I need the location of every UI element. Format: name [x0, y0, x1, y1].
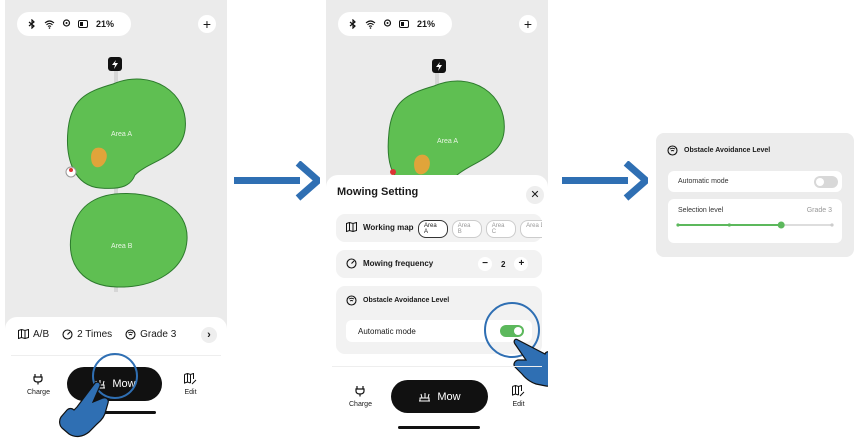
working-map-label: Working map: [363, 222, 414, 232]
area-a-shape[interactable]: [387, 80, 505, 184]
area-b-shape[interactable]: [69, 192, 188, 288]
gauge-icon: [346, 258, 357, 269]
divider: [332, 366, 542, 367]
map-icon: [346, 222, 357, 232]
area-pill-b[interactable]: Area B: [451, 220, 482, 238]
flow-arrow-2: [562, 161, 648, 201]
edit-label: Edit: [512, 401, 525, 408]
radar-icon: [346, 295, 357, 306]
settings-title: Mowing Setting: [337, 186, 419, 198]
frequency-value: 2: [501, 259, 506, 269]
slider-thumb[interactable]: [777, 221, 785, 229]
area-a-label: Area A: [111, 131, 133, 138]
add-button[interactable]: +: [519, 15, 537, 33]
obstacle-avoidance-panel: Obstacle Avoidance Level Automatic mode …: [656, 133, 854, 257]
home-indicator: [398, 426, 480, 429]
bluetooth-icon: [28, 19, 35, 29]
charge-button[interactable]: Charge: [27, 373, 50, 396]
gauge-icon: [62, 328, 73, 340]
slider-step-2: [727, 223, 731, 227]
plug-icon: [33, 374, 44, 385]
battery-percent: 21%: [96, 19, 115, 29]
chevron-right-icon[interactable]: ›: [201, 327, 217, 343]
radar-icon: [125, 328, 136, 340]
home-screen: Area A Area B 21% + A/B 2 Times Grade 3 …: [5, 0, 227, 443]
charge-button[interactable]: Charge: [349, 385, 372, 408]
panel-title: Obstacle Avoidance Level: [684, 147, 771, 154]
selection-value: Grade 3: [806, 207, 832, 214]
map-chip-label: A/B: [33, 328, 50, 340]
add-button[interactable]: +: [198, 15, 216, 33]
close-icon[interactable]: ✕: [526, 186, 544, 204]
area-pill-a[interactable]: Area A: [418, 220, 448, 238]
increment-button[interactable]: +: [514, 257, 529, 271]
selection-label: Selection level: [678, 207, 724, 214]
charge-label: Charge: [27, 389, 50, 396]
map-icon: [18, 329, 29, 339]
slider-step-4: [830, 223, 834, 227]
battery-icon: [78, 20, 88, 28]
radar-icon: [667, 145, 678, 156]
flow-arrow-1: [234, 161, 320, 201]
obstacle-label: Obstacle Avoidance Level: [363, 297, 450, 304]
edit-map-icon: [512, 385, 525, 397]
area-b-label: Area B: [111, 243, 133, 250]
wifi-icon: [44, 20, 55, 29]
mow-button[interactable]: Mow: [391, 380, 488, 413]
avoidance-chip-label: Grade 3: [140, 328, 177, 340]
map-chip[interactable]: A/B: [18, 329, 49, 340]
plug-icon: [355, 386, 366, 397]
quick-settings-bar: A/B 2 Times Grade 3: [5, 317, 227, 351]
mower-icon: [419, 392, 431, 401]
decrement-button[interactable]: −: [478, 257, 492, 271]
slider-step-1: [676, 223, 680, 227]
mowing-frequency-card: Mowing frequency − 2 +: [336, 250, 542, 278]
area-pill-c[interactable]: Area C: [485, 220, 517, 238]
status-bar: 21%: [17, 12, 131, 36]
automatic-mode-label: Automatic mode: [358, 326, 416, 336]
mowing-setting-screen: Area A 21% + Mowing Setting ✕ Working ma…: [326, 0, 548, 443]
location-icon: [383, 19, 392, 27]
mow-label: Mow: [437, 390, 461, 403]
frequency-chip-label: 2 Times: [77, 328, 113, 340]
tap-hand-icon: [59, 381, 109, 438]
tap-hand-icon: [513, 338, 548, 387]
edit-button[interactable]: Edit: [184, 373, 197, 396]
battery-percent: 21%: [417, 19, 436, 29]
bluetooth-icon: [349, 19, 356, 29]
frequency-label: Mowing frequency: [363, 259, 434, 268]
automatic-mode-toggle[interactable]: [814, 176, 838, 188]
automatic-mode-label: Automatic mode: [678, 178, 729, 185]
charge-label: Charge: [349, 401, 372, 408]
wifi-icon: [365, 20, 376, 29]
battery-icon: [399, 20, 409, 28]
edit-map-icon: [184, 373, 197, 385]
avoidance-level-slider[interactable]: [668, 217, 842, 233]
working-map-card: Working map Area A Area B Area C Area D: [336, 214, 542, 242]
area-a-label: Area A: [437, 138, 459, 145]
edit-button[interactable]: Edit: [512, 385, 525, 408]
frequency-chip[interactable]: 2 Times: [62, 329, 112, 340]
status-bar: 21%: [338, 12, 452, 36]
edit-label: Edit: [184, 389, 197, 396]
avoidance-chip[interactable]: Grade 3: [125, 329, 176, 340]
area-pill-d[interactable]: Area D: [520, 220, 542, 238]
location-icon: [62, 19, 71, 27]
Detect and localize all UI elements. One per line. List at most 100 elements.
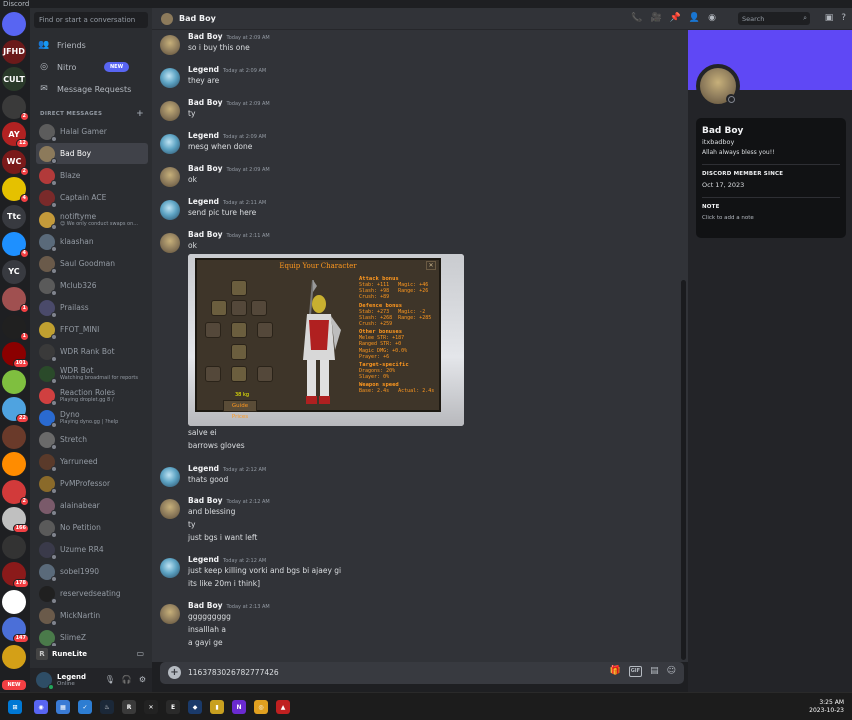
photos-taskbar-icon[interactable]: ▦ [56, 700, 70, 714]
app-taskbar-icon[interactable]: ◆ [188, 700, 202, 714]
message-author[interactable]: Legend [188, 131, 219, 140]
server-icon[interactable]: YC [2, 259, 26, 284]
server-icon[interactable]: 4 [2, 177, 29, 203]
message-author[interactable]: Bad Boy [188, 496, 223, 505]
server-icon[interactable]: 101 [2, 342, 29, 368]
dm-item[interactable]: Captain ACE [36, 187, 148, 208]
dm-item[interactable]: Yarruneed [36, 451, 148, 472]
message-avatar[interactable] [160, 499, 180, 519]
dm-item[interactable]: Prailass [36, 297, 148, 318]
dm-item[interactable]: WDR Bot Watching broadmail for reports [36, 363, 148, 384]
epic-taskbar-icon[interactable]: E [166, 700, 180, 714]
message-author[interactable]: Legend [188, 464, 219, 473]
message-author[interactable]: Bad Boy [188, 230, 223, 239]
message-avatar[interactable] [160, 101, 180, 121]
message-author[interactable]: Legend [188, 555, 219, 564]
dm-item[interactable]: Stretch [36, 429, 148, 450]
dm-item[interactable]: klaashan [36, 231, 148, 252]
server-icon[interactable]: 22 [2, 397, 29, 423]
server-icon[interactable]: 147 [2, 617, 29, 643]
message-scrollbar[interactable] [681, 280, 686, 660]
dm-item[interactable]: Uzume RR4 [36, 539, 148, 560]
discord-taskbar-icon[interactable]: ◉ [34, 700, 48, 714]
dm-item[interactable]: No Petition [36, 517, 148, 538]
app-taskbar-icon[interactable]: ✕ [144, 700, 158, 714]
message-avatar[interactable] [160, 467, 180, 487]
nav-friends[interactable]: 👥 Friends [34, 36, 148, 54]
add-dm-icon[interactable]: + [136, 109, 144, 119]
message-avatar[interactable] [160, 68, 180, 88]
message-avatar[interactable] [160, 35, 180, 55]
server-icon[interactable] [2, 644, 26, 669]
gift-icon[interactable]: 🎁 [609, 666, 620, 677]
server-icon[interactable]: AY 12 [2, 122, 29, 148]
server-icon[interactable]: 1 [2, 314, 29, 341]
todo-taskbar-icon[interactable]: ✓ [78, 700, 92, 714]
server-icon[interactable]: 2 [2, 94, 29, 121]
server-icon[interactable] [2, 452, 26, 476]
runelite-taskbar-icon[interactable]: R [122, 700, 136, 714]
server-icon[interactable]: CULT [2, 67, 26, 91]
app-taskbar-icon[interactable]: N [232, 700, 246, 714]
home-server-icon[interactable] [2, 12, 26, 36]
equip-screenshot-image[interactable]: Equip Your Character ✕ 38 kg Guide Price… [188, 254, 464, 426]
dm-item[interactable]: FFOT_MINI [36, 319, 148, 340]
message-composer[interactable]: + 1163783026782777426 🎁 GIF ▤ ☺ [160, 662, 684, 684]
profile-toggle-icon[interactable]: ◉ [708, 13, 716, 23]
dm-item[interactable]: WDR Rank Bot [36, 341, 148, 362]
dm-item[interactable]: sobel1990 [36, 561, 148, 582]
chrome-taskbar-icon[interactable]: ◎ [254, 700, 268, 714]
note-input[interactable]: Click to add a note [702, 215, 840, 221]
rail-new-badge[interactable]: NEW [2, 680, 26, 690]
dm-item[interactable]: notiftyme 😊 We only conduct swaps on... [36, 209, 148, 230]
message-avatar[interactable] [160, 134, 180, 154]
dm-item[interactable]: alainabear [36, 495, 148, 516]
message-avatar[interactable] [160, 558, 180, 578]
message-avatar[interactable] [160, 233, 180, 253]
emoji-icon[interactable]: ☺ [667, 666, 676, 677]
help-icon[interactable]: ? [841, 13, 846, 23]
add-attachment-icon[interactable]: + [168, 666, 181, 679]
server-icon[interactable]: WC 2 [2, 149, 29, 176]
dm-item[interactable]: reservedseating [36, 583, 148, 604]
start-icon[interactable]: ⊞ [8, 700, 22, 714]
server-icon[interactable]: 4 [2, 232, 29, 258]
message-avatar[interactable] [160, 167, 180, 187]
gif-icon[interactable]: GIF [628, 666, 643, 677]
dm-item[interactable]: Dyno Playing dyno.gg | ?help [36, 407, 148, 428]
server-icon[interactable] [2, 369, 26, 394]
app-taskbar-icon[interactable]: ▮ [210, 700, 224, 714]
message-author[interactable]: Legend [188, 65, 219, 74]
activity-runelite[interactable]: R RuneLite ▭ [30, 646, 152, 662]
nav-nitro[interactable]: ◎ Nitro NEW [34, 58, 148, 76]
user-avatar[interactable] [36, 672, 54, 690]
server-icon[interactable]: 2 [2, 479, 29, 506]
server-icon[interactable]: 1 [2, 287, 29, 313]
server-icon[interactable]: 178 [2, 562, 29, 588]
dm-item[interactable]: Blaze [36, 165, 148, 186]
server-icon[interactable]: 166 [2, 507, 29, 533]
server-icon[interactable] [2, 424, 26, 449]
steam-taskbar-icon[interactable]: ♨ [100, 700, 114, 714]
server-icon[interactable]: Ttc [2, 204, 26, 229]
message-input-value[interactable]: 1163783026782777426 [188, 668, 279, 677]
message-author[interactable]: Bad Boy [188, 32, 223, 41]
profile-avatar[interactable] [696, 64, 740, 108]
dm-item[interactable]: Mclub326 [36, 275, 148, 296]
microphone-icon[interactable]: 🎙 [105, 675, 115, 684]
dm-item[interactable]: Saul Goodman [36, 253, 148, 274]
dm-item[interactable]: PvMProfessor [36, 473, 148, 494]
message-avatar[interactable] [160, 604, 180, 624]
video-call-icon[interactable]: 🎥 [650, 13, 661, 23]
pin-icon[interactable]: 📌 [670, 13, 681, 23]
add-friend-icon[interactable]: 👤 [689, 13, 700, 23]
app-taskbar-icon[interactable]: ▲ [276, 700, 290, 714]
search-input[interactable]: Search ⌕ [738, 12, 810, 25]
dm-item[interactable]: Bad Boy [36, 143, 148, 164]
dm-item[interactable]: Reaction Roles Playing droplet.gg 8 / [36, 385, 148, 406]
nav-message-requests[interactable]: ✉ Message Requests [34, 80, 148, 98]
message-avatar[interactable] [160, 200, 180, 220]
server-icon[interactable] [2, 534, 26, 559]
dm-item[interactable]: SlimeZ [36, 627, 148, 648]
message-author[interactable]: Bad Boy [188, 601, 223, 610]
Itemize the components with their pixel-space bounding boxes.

--*--

**Given exercise:** Update the rows from the line with "photos-taskbar-icon[interactable]: ▦ [56, 700, 70, 714]" through the line with "dm-item[interactable]: Stretch [36, 429, 148, 450]", swapping "Legend" for "Ranger" and keeping everything else the same. Return only those lines.

**Solved problem:**
photos-taskbar-icon[interactable]: ▦ [56, 700, 70, 714]
app-taskbar-icon[interactable]: ◆ [188, 700, 202, 714]
message-author[interactable]: Ranger [188, 131, 219, 140]
server-icon[interactable]: YC [2, 259, 26, 284]
server-icon[interactable]: 4 [2, 177, 29, 203]
message-author[interactable]: Bad Boy [188, 496, 223, 505]
server-icon[interactable]: 101 [2, 342, 29, 368]
dm-item[interactable]: Captain ACE [36, 187, 148, 208]
dm-item[interactable]: Yarruneed [36, 451, 148, 472]
message-avatar[interactable] [160, 499, 180, 519]
dm-item[interactable]: Prailass [36, 297, 148, 318]
dm-item[interactable]: WDR Bot Watching broadmail for reports [36, 363, 148, 384]
epic-taskbar-icon[interactable]: E [166, 700, 180, 714]
message-author[interactable]: Ranger [188, 464, 219, 473]
message-author[interactable]: Bad Boy [188, 230, 223, 239]
message-avatar[interactable] [160, 101, 180, 121]
message-author[interactable]: Ranger [188, 555, 219, 564]
dm-item[interactable]: Stretch [36, 429, 148, 450]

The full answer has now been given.